• **Task to carry out**
Find all the lines with "zone" and gather them.

## Start

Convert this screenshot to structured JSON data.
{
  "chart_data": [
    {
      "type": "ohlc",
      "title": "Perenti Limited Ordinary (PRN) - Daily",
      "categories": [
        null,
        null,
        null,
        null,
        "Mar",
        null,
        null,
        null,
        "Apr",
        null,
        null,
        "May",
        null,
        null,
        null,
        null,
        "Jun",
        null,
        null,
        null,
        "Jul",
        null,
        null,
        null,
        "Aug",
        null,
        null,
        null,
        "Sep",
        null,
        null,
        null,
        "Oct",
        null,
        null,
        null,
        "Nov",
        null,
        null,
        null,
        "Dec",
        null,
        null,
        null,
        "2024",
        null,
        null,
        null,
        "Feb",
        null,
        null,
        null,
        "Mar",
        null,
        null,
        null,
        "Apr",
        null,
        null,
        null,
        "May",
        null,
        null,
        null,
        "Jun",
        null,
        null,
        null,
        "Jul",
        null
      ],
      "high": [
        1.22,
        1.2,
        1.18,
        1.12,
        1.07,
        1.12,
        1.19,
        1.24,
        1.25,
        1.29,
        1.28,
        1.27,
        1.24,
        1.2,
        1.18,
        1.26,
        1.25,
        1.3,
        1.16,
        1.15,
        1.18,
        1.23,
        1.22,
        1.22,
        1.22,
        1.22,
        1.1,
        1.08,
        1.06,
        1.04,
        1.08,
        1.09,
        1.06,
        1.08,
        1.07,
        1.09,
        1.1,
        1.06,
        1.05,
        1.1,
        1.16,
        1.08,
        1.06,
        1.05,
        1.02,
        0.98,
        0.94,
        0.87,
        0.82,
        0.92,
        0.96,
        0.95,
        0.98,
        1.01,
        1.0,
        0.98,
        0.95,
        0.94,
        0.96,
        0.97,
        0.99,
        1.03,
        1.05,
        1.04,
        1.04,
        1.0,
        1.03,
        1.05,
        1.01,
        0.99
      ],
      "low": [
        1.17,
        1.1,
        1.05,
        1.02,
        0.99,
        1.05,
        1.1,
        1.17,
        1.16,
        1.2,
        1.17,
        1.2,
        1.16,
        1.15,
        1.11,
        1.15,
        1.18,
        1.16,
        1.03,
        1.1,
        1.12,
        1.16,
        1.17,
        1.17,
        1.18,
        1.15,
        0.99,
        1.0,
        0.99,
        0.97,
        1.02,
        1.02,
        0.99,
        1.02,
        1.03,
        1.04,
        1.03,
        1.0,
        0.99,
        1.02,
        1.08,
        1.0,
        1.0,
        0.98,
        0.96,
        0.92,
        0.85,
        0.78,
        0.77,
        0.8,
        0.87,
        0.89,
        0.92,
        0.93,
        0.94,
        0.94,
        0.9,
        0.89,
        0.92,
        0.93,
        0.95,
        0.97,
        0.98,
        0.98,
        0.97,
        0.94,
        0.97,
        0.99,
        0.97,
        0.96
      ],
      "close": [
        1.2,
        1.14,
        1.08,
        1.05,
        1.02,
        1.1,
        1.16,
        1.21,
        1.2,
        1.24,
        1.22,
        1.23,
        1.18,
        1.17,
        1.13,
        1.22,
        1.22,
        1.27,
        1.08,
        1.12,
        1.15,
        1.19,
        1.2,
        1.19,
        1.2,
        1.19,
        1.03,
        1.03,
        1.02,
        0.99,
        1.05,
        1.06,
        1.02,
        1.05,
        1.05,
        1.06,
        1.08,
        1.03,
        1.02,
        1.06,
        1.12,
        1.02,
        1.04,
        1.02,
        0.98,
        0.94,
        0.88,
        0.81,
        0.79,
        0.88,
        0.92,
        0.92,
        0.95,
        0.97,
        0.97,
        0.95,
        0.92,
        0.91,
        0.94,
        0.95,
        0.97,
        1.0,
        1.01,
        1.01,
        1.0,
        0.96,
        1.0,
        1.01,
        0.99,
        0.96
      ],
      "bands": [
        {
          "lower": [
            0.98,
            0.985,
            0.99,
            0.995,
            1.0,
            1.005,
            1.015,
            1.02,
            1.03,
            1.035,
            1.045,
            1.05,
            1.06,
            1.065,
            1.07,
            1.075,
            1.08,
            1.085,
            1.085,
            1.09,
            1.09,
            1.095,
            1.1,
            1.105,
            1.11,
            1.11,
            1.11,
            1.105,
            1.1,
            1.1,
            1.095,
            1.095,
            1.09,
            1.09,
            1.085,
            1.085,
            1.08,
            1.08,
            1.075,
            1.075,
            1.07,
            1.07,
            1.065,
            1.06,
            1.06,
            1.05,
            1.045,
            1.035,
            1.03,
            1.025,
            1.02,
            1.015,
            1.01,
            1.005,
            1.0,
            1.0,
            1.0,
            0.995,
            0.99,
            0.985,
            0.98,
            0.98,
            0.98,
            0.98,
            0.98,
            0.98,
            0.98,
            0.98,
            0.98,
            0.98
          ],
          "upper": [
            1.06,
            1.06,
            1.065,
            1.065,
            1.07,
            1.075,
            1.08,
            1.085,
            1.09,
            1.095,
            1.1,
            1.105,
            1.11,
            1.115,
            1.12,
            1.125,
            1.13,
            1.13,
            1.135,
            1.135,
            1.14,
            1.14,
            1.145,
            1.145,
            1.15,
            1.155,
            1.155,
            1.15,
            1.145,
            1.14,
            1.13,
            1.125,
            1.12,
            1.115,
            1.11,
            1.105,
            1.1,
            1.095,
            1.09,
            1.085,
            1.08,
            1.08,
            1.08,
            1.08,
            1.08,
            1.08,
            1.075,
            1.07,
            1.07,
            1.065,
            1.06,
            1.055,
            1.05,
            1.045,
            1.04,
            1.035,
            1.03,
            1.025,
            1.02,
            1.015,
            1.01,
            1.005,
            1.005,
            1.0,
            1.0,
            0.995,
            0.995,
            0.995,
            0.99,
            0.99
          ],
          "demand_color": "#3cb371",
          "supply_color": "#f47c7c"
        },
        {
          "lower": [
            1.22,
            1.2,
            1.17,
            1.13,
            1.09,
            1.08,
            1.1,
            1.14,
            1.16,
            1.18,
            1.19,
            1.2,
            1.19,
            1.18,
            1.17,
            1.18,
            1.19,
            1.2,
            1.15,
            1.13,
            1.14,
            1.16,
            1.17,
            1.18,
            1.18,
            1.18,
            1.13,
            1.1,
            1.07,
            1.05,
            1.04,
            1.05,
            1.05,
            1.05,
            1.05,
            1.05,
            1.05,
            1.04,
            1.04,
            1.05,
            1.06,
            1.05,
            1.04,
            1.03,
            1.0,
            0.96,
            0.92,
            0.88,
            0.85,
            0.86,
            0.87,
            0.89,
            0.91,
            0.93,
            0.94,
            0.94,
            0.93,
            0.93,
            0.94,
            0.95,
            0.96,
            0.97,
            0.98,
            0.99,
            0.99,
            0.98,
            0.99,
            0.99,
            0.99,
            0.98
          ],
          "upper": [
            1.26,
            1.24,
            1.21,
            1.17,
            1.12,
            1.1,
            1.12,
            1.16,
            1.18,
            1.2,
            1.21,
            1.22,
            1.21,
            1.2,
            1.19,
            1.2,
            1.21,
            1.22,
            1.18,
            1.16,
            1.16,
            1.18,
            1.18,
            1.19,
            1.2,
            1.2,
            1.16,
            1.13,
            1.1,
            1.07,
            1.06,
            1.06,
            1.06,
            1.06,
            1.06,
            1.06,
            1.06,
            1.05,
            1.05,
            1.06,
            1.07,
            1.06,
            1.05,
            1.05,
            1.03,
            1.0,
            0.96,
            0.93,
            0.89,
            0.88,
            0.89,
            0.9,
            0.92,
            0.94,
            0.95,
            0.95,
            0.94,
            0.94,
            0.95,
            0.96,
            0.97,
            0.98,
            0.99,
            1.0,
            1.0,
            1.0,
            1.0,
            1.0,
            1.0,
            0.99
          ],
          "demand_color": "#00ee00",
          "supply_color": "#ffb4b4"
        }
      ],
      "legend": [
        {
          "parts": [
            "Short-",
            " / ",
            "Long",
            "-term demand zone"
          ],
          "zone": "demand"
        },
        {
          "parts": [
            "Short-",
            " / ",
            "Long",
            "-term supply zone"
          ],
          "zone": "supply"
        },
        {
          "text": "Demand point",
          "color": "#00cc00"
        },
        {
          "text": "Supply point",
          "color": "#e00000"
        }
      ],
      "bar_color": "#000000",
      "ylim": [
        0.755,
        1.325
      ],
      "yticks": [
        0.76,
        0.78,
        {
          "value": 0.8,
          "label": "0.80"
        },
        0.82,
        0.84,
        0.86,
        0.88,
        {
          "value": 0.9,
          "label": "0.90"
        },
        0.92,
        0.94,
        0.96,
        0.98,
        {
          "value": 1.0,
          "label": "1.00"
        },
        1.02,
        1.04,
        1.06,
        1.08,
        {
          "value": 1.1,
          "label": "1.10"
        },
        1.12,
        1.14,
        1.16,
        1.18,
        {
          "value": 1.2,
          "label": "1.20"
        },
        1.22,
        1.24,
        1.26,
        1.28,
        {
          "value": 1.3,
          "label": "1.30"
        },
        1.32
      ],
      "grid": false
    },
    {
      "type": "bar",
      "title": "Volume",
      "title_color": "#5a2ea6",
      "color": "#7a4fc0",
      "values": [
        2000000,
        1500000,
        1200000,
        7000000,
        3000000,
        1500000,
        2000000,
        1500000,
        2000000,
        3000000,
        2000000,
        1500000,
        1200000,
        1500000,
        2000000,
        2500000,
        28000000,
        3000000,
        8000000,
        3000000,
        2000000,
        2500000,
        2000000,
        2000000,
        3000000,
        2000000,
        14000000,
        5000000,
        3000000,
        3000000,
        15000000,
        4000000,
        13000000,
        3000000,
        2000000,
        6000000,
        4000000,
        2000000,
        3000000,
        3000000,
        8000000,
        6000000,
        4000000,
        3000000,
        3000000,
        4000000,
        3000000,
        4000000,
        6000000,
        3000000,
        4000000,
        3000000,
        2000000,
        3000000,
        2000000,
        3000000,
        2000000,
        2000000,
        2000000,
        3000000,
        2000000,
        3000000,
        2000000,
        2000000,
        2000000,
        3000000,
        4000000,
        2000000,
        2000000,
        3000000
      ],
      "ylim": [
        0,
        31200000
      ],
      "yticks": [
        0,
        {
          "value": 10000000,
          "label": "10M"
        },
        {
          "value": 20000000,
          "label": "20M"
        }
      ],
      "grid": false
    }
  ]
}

## End

• **Output below**
            "-term demand zone"
          "zone": "demand"
            "-term supply zone"
          "zone": "supply"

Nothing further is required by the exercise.